### YOUR GOAL:
Each entry must be given again exactly; images do not belong in the copy.

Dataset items
-- BEGIN --
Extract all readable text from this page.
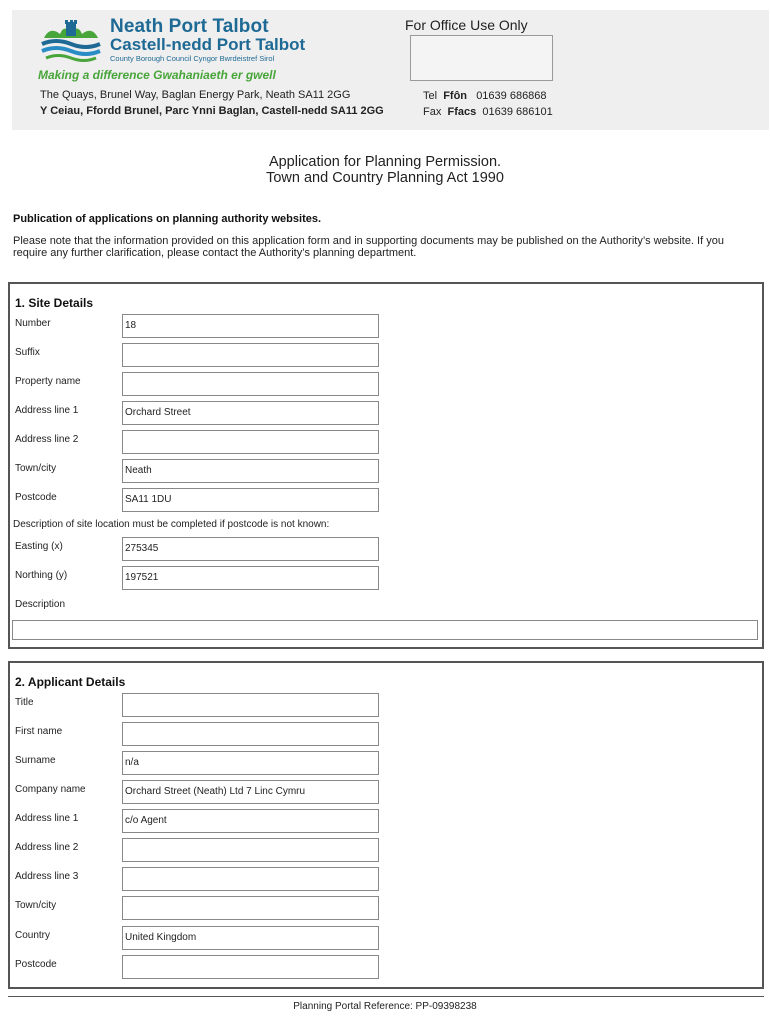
Neath Port Talbot
Castell-nedd Port Talbot
County Borough Council Cyngor Bwrdeistref Sirol
Making a difference Gwahaniaeth er gwell
The Quays, Brunel Way, Baglan Energy Park, Neath SA11 2GG
Y Ceiau, Ffordd Brunel, Parc Ynni Baglan, Castell-nedd SA11 2GG
For Office Use Only
Tel Ffôn 01639 686868
Fax Ffacs 01639 686101
Application for Planning Permission.
Town and Country Planning Act 1990
Publication of applications on planning authority websites.
Please note that the information provided on this application form and in supporting documents may be published on the Authority’s website. If you require any further clarification, please contact the Authority’s planning department.
1. Site Details
Number	18
Suffix
Property name
Address line 1	Orchard Street
Address line 2
Town/city	Neath
Postcode	SA11 1DU
Description of site location must be completed if postcode is not known:
Easting (x)	275345
Northing (y)	197521
Description
2. Applicant Details
Title
First name
Surname	n/a
Company name	Orchard Street (Neath) Ltd 7 Linc Cymru
Address line 1	c/o Agent
Address line 2
Address line 3
Town/city
Country	United Kingdom
Postcode
Planning Portal Reference: PP-09398238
-- END --
### OUTPUT BELOW:
Extract all readable text from this page.
Neath Port Talbot
Castell-nedd Port Talbot
County Borough Council Cyngor Bwrdeistref Sirol
Making a difference Gwahaniaeth er gwell
The Quays, Brunel Way, Baglan Energy Park, Neath SA11 2GG
Y Ceiau, Ffordd Brunel, Parc Ynni Baglan, Castell-nedd SA11 2GG
For Office Use Only
Tel Ffôn 01639 686868
Fax Ffacs 01639 686101
Application for Planning Permission.
Town and Country Planning Act 1990
Publication of applications on planning authority websites.
Please note that the information provided on this application form and in supporting documents may be published on the Authority’s website. If you require any further clarification, please contact the Authority’s planning department.
1. Site Details
Number	18
Suffix
Property name
Address line 1	Orchard Street
Address line 2
Town/city	Neath
Postcode	SA11 1DU
Description of site location must be completed if postcode is not known:
Easting (x)	275345
Northing (y)	197521
Description
2. Applicant Details
Title
First name
Surname	n/a
Company name	Orchard Street (Neath) Ltd 7 Linc Cymru
Address line 1	c/o Agent
Address line 2
Address line 3
Town/city
Country	United Kingdom
Postcode
Planning Portal Reference: PP-09398238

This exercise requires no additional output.